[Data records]

=-=-=

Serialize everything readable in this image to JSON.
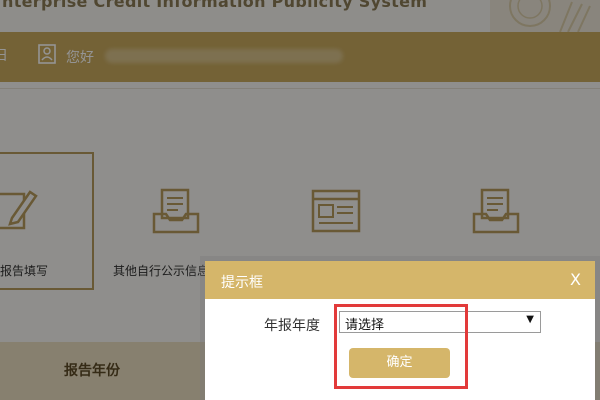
{
  "header": {
    "subtitle_fragment": "nterprise Credit Information Publicity System"
  },
  "nav": {
    "left_fragment": "日",
    "greeting": "您好",
    "user_icon": "user-card-icon"
  },
  "tiles": [
    {
      "label": "报告填写",
      "icon": "pencil-edit-icon"
    },
    {
      "label": "其他自行公示信息",
      "icon": "inbox-document-icon"
    },
    {
      "label": "",
      "icon": "browser-window-icon"
    },
    {
      "label": "",
      "icon": "inbox-document-icon"
    }
  ],
  "report_row": {
    "label": "报告年份"
  },
  "dialog": {
    "title": "提示框",
    "close_label": "X",
    "field_label": "年报年度",
    "select_value": "请选择",
    "confirm_label": "确定"
  },
  "colors": {
    "brand_gold": "#c8a95d",
    "dialog_gold": "#d5b66a",
    "highlight_red": "#e23a3a"
  }
}
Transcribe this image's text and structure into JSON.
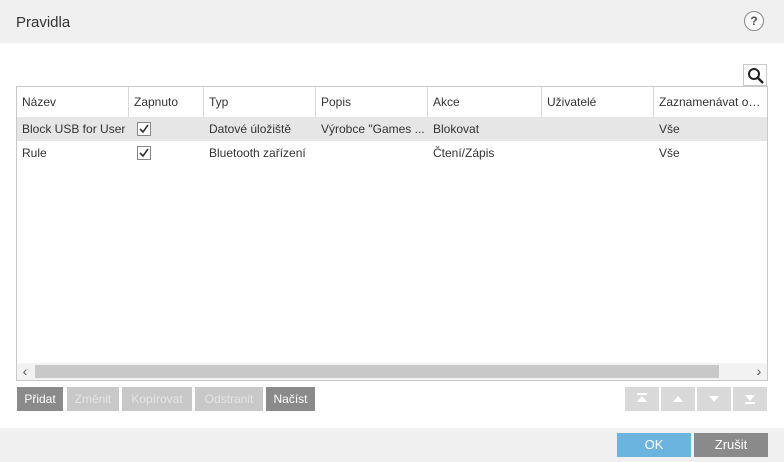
{
  "window": {
    "title": "Pravidla",
    "help_label": "?"
  },
  "table": {
    "columns": [
      "Název",
      "Zapnuto",
      "Typ",
      "Popis",
      "Akce",
      "Uživatelé",
      "Zaznamenávat od ..."
    ],
    "rows": [
      {
        "name": "Block USB for User",
        "enabled": true,
        "type": "Datové úložiště",
        "description": "Výrobce \"Games ...",
        "action": "Blokovat",
        "users": "",
        "log_from": "Vše",
        "selected": true
      },
      {
        "name": "Rule",
        "enabled": true,
        "type": "Bluetooth zařízení",
        "description": "",
        "action": "Čtení/Zápis",
        "users": "",
        "log_from": "Vše",
        "selected": false
      }
    ]
  },
  "toolbar": {
    "add": "Přidat",
    "edit": "Změnit",
    "copy": "Kopírovat",
    "remove": "Odstranit",
    "load": "Načíst"
  },
  "move_buttons": [
    "move-top-icon",
    "move-up-icon",
    "move-down-icon",
    "move-bottom-icon"
  ],
  "footer": {
    "ok": "OK",
    "cancel": "Zrušit"
  },
  "colors": {
    "ok_blue": "#6cb4e0",
    "active_gray": "#8a8a8a",
    "disabled_gray": "#c8c8c8"
  }
}
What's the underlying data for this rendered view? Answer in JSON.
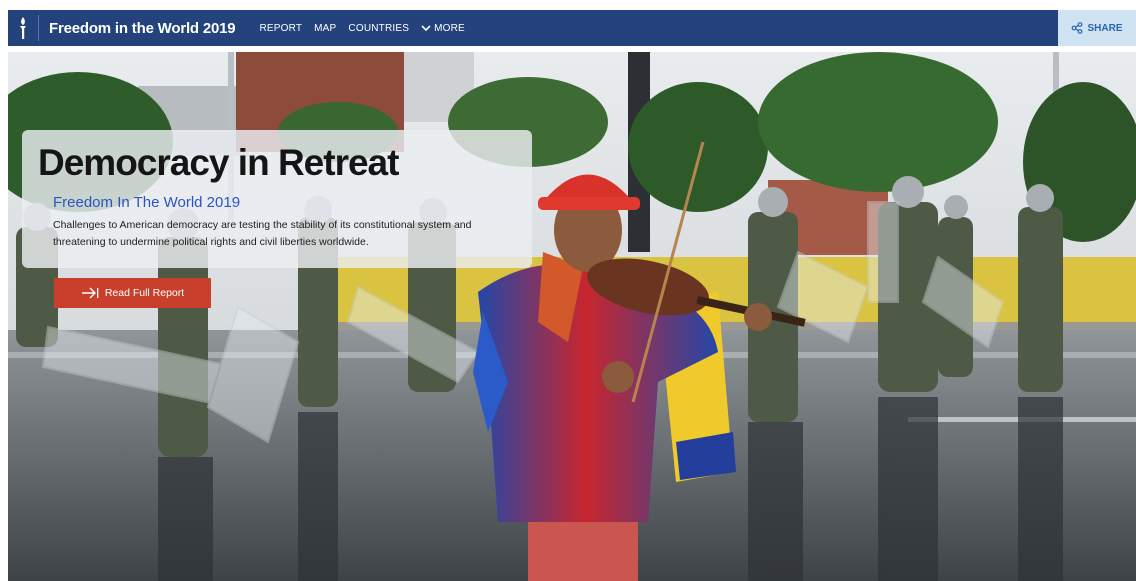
{
  "navbar": {
    "title": "Freedom in the World 2019",
    "links": [
      "REPORT",
      "MAP",
      "COUNTRIES"
    ],
    "more_label": "MORE",
    "share_label": "SHARE"
  },
  "hero": {
    "headline": "Democracy in Retreat",
    "subtitle": "Freedom In The World 2019",
    "description": "Challenges to American democracy are testing the stability of its constitutional system and threatening to undermine political rights and civil liberties worldwide.",
    "cta_label": "Read Full Report"
  },
  "colors": {
    "nav_bg": "#24427c",
    "share_bg": "#cfe3f3",
    "share_text": "#2d63b0",
    "cta_bg": "#c8402c",
    "subtitle": "#2b56c0"
  },
  "icons": {
    "logo": "torch-icon",
    "more": "chevron-down-icon",
    "share": "share-icon",
    "cta": "arrow-right-icon"
  }
}
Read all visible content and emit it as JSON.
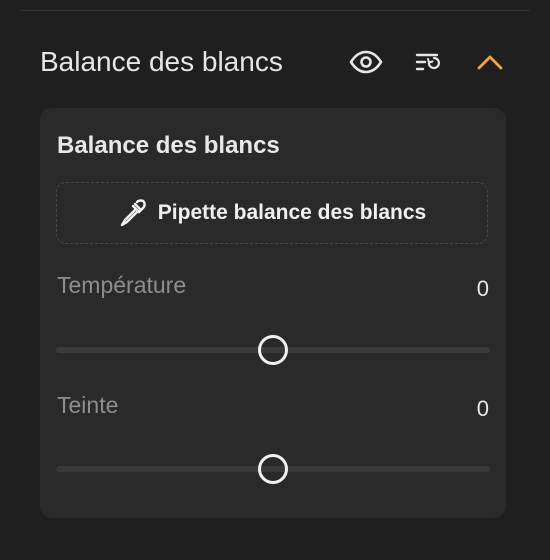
{
  "section": {
    "title": "Balance des blancs"
  },
  "card": {
    "title": "Balance des blancs",
    "eyedropper_label": "Pipette balance des blancs"
  },
  "sliders": {
    "temperature": {
      "label": "Température",
      "value": "0",
      "fraction": 0.5
    },
    "tint": {
      "label": "Teinte",
      "value": "0",
      "fraction": 0.5
    }
  },
  "icons": {
    "visibility": "eye-icon",
    "reset": "reset-list-icon",
    "collapse": "chevron-up-icon"
  },
  "colors": {
    "accent": "#f0a63a",
    "background": "#1f1f1f",
    "card": "#2a2a2a"
  }
}
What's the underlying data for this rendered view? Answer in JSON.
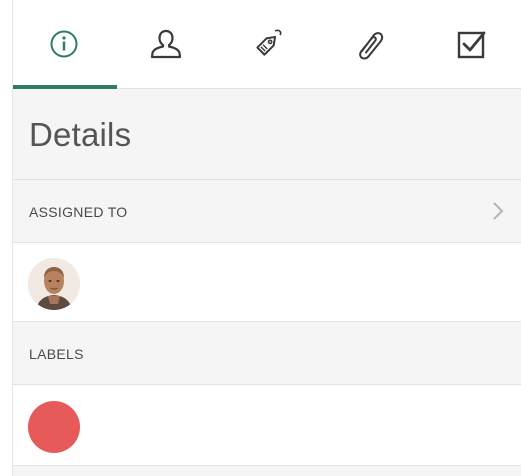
{
  "tabs": [
    {
      "name": "details",
      "icon": "info-circle-icon",
      "active": true
    },
    {
      "name": "assignee",
      "icon": "person-icon",
      "active": false
    },
    {
      "name": "labels",
      "icon": "tag-icon",
      "active": false
    },
    {
      "name": "attachments",
      "icon": "paperclip-icon",
      "active": false
    },
    {
      "name": "checklist",
      "icon": "checkbox-icon",
      "active": false
    }
  ],
  "title": "Details",
  "assigned_to": {
    "label": "ASSIGNED TO",
    "avatar": "user-avatar"
  },
  "labels": {
    "label": "LABELS",
    "items": [
      {
        "color": "#e65a5a"
      }
    ]
  },
  "colors": {
    "accent": "#2f7c66",
    "icon": "#3a3a3a",
    "label_red": "#e65a5a"
  }
}
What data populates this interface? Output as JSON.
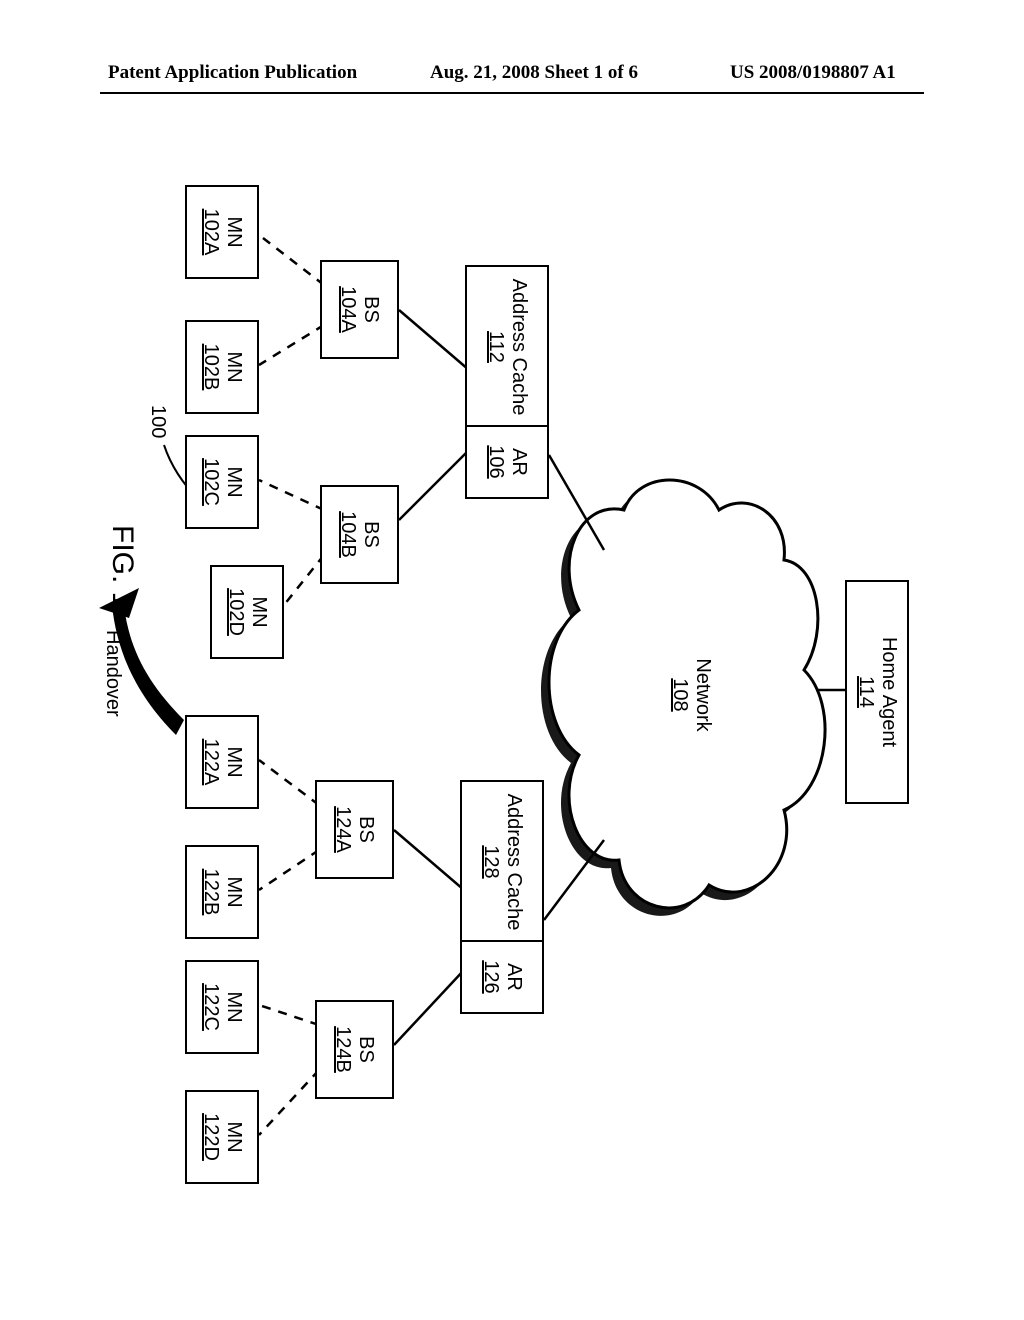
{
  "header": {
    "left": "Patent Application Publication",
    "middle": "Aug. 21, 2008  Sheet 1 of 6",
    "right": "US 2008/0198807 A1"
  },
  "figure_caption": "FIG. 1",
  "ref_100": "100",
  "handover_label": "Handover",
  "home_agent": {
    "title": "Home Agent",
    "ref": "114"
  },
  "network": {
    "title": "Network",
    "ref": "108"
  },
  "ar_left": {
    "title": "AR",
    "ref": "106"
  },
  "ar_right": {
    "title": "AR",
    "ref": "126"
  },
  "addr_left": {
    "title": "Address Cache",
    "ref": "112"
  },
  "addr_right": {
    "title": "Address Cache",
    "ref": "128"
  },
  "bs_104a": {
    "title": "BS",
    "ref": "104A"
  },
  "bs_104b": {
    "title": "BS",
    "ref": "104B"
  },
  "bs_124a": {
    "title": "BS",
    "ref": "124A"
  },
  "bs_124b": {
    "title": "BS",
    "ref": "124B"
  },
  "mn_102a": {
    "title": "MN",
    "ref": "102A"
  },
  "mn_102b": {
    "title": "MN",
    "ref": "102B"
  },
  "mn_102c": {
    "title": "MN",
    "ref": "102C"
  },
  "mn_102d": {
    "title": "MN",
    "ref": "102D"
  },
  "mn_122a": {
    "title": "MN",
    "ref": "122A"
  },
  "mn_122b": {
    "title": "MN",
    "ref": "122B"
  },
  "mn_122c": {
    "title": "MN",
    "ref": "122C"
  },
  "mn_122d": {
    "title": "MN",
    "ref": "122D"
  }
}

=-=-=

Problem details =
Repeat each entry precisely as it appears. Leave the pictures out.

Output for this exercise =
Serialize everything readable in this image to JSON.
{
  "header": {
    "subtitle_fragment": "nterprise Credit Information Publicity System"
  },
  "nav": {
    "left_fragment": "日",
    "greeting": "您好",
    "user_icon": "user-card-icon"
  },
  "tiles": [
    {
      "label": "报告填写",
      "icon": "pencil-edit-icon"
    },
    {
      "label": "其他自行公示信息",
      "icon": "inbox-document-icon"
    },
    {
      "label": "",
      "icon": "browser-window-icon"
    },
    {
      "label": "",
      "icon": "inbox-document-icon"
    }
  ],
  "report_row": {
    "label": "报告年份"
  },
  "dialog": {
    "title": "提示框",
    "close_label": "X",
    "field_label": "年报年度",
    "select_value": "请选择",
    "confirm_label": "确定"
  },
  "colors": {
    "brand_gold": "#c8a95d",
    "dialog_gold": "#d5b66a",
    "highlight_red": "#e23a3a"
  }
}
Transcribe this image's text and structure into JSON.
{
  "window": {
    "title": "Pravidla",
    "help_label": "?"
  },
  "table": {
    "columns": [
      "Název",
      "Zapnuto",
      "Typ",
      "Popis",
      "Akce",
      "Uživatelé",
      "Zaznamenávat od ..."
    ],
    "rows": [
      {
        "name": "Block USB for User",
        "enabled": true,
        "type": "Datové úložiště",
        "description": "Výrobce \"Games ...",
        "action": "Blokovat",
        "users": "",
        "log_from": "Vše",
        "selected": true
      },
      {
        "name": "Rule",
        "enabled": true,
        "type": "Bluetooth zařízení",
        "description": "",
        "action": "Čtení/Zápis",
        "users": "",
        "log_from": "Vše",
        "selected": false
      }
    ]
  },
  "toolbar": {
    "add": "Přidat",
    "edit": "Změnit",
    "copy": "Kopírovat",
    "remove": "Odstranit",
    "load": "Načíst"
  },
  "move_buttons": [
    "move-top-icon",
    "move-up-icon",
    "move-down-icon",
    "move-bottom-icon"
  ],
  "footer": {
    "ok": "OK",
    "cancel": "Zrušit"
  },
  "colors": {
    "ok_blue": "#6cb4e0",
    "active_gray": "#8a8a8a",
    "disabled_gray": "#c8c8c8"
  }
}
What's the underlying data for this rendered view? Answer in JSON.
{
  "navbar": {
    "title": "Freedom in the World 2019",
    "links": [
      "REPORT",
      "MAP",
      "COUNTRIES"
    ],
    "more_label": "MORE",
    "share_label": "SHARE"
  },
  "hero": {
    "headline": "Democracy in Retreat",
    "subtitle": "Freedom In The World 2019",
    "description": "Challenges to American democracy are testing the stability of its constitutional system and threatening to undermine political rights and civil liberties worldwide.",
    "cta_label": "Read Full Report"
  },
  "colors": {
    "nav_bg": "#24427c",
    "share_bg": "#cfe3f3",
    "share_text": "#2d63b0",
    "cta_bg": "#c8402c",
    "subtitle": "#2b56c0"
  },
  "icons": {
    "logo": "torch-icon",
    "more": "chevron-down-icon",
    "share": "share-icon",
    "cta": "arrow-right-icon"
  }
}
Read all visible content and emit it as JSON.
{
  "section": {
    "title": "Balance des blancs"
  },
  "card": {
    "title": "Balance des blancs",
    "eyedropper_label": "Pipette balance des blancs"
  },
  "sliders": {
    "temperature": {
      "label": "Température",
      "value": "0",
      "fraction": 0.5
    },
    "tint": {
      "label": "Teinte",
      "value": "0",
      "fraction": 0.5
    }
  },
  "icons": {
    "visibility": "eye-icon",
    "reset": "reset-list-icon",
    "collapse": "chevron-up-icon"
  },
  "colors": {
    "accent": "#f0a63a",
    "background": "#1f1f1f",
    "card": "#2a2a2a"
  }
}
What's the underlying data for this rendered view? Answer in JSON.
{
  "tabs": [
    {
      "name": "details",
      "icon": "info-circle-icon",
      "active": true
    },
    {
      "name": "assignee",
      "icon": "person-icon",
      "active": false
    },
    {
      "name": "labels",
      "icon": "tag-icon",
      "active": false
    },
    {
      "name": "attachments",
      "icon": "paperclip-icon",
      "active": false
    },
    {
      "name": "checklist",
      "icon": "checkbox-icon",
      "active": false
    }
  ],
  "title": "Details",
  "assigned_to": {
    "label": "ASSIGNED TO",
    "avatar": "user-avatar"
  },
  "labels": {
    "label": "LABELS",
    "items": [
      {
        "color": "#e65a5a"
      }
    ]
  },
  "colors": {
    "accent": "#2f7c66",
    "icon": "#3a3a3a",
    "label_red": "#e65a5a"
  }
}
What data populates this interface? Output as JSON.
{
  "header": {
    "left": "Patent Application Publication",
    "middle": "Aug. 21, 2008  Sheet 1 of 6",
    "right": "US 2008/0198807 A1"
  },
  "figure_caption": "FIG. 1",
  "ref_100": "100",
  "handover_label": "Handover",
  "home_agent": {
    "title": "Home Agent",
    "ref": "114"
  },
  "network": {
    "title": "Network",
    "ref": "108"
  },
  "ar_left": {
    "title": "AR",
    "ref": "106"
  },
  "ar_right": {
    "title": "AR",
    "ref": "126"
  },
  "addr_left": {
    "title": "Address Cache",
    "ref": "112"
  },
  "addr_right": {
    "title": "Address Cache",
    "ref": "128"
  },
  "bs_104a": {
    "title": "BS",
    "ref": "104A"
  },
  "bs_104b": {
    "title": "BS",
    "ref": "104B"
  },
  "bs_124a": {
    "title": "BS",
    "ref": "124A"
  },
  "bs_124b": {
    "title": "BS",
    "ref": "124B"
  },
  "mn_102a": {
    "title": "MN",
    "ref": "102A"
  },
  "mn_102b": {
    "title": "MN",
    "ref": "102B"
  },
  "mn_102c": {
    "title": "MN",
    "ref": "102C"
  },
  "mn_102d": {
    "title": "MN",
    "ref": "102D"
  },
  "mn_122a": {
    "title": "MN",
    "ref": "122A"
  },
  "mn_122b": {
    "title": "MN",
    "ref": "122B"
  },
  "mn_122c": {
    "title": "MN",
    "ref": "122C"
  },
  "mn_122d": {
    "title": "MN",
    "ref": "122D"
  }
}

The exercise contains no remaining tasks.